Excerpts from a layout annotation set:
────────────────

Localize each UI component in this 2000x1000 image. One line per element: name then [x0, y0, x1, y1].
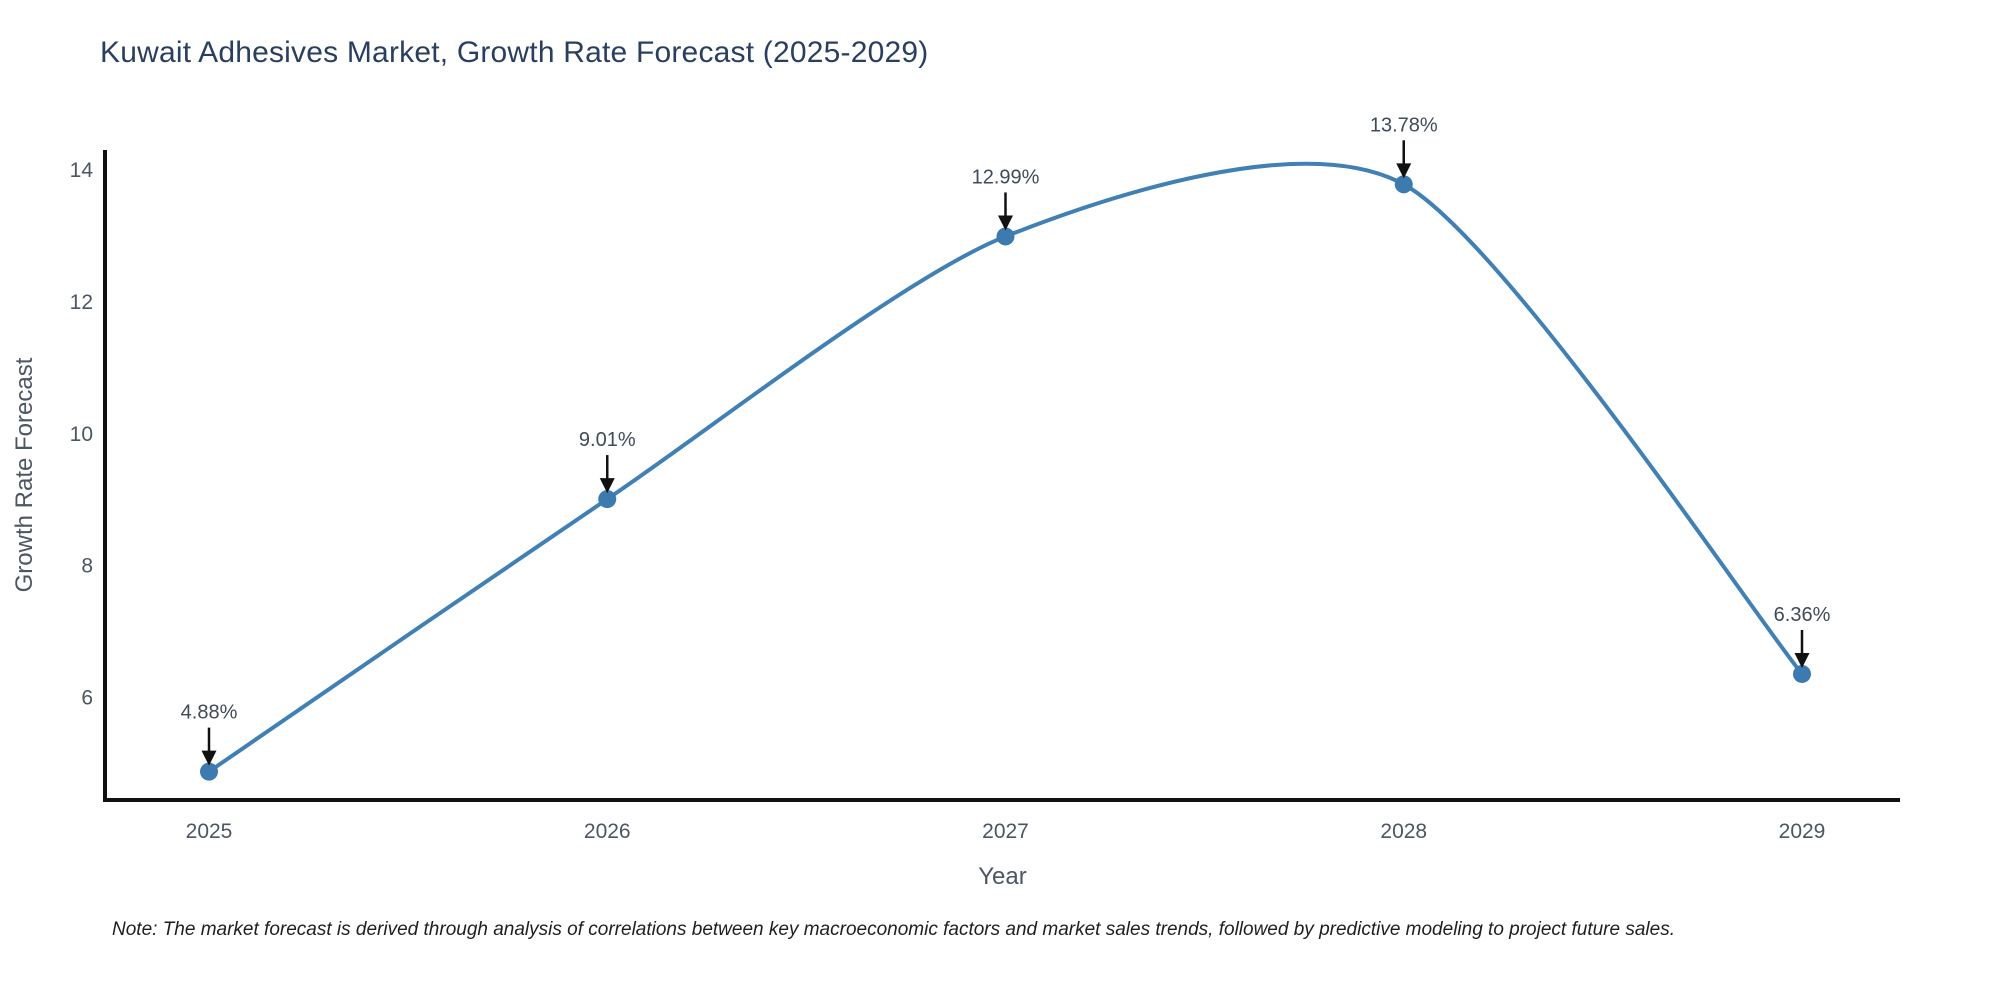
- y-tick-label: 12: [70, 291, 93, 314]
- y-tick-label: 14: [70, 159, 94, 182]
- x-tick-label: 2027: [982, 820, 1029, 843]
- data-point-marker[interactable]: [1394, 175, 1413, 194]
- data-point-marker[interactable]: [1793, 664, 1811, 683]
- x-tick-label: 2028: [1380, 820, 1427, 843]
- footnote: Note: The market forecast is derived thr…: [112, 919, 1675, 940]
- x-axis-title: Year: [978, 863, 1027, 890]
- annotation-arrowhead-icon: [201, 750, 217, 766]
- data-point-marker[interactable]: [996, 227, 1015, 246]
- annotation-arrowhead-icon: [1794, 652, 1810, 668]
- point-label: 13.78%: [1370, 114, 1438, 136]
- point-label: 9.01%: [579, 429, 636, 451]
- y-axis-title: Growth Rate Forecast: [11, 357, 38, 592]
- point-label: 12.99%: [972, 166, 1040, 188]
- chart-title: Kuwait Adhesives Market, Growth Rate For…: [100, 36, 929, 69]
- y-tick-label: 6: [81, 687, 93, 710]
- annotation-arrowhead-icon: [1396, 163, 1412, 179]
- data-point-marker[interactable]: [598, 490, 617, 509]
- x-tick-label: 2025: [186, 820, 233, 843]
- annotation-arrowhead-icon: [599, 478, 615, 494]
- trend-line: [207, 161, 1804, 774]
- point-label: 6.36%: [1774, 604, 1831, 626]
- data-point-marker[interactable]: [200, 762, 218, 781]
- y-tick-label: 8: [81, 555, 93, 578]
- annotation-arrowhead-icon: [998, 215, 1013, 231]
- y-tick-label: 10: [70, 423, 93, 446]
- x-tick-label: 2029: [1779, 820, 1826, 843]
- x-tick-label: 2026: [584, 820, 631, 843]
- point-label: 4.88%: [181, 702, 238, 724]
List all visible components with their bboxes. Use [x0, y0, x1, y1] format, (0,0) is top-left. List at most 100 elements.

────────────────

● TASK TO CARRY OUT:
Rewrite the data above with every "annotation-arrowhead-icon" changed to "annotation-arrow-icon" and all other text left as it is. Omit the picture from your output.

● RESULT BELOW:
Localize each UI component in this 2000x1000 image. One line per element: name then [x0, y0, x1, y1].
- y-tick-label: 12: [70, 291, 93, 314]
- y-tick-label: 14: [70, 159, 94, 182]
- x-tick-label: 2027: [982, 820, 1029, 843]
- data-point-marker[interactable]: [1394, 175, 1413, 194]
- data-point-marker[interactable]: [1793, 664, 1811, 683]
- x-tick-label: 2028: [1380, 820, 1427, 843]
- footnote: Note: The market forecast is derived thr…: [112, 919, 1675, 940]
- x-axis-title: Year: [978, 863, 1027, 890]
- annotation-arrow-icon: [201, 750, 217, 766]
- data-point-marker[interactable]: [996, 227, 1015, 246]
- annotation-arrow-icon: [1794, 652, 1810, 668]
- point-label: 13.78%: [1370, 114, 1438, 136]
- point-label: 9.01%: [579, 429, 636, 451]
- y-axis-title: Growth Rate Forecast: [11, 357, 38, 592]
- point-label: 12.99%: [972, 166, 1040, 188]
- chart-title: Kuwait Adhesives Market, Growth Rate For…: [100, 36, 929, 69]
- y-tick-label: 6: [81, 687, 93, 710]
- annotation-arrow-icon: [1396, 163, 1412, 179]
- data-point-marker[interactable]: [598, 490, 617, 509]
- x-tick-label: 2025: [186, 820, 233, 843]
- annotation-arrow-icon: [599, 478, 615, 494]
- trend-line: [207, 161, 1804, 774]
- point-label: 6.36%: [1774, 604, 1831, 626]
- data-point-marker[interactable]: [200, 762, 218, 781]
- y-tick-label: 8: [81, 555, 93, 578]
- annotation-arrow-icon: [998, 215, 1013, 231]
- y-tick-label: 10: [70, 423, 93, 446]
- x-tick-label: 2029: [1779, 820, 1826, 843]
- x-tick-label: 2026: [584, 820, 631, 843]
- point-label: 4.88%: [181, 702, 238, 724]
List all visible components with their bboxes. Use [x0, y0, x1, y1] format, (0,0) is top-left. List at most 100 elements.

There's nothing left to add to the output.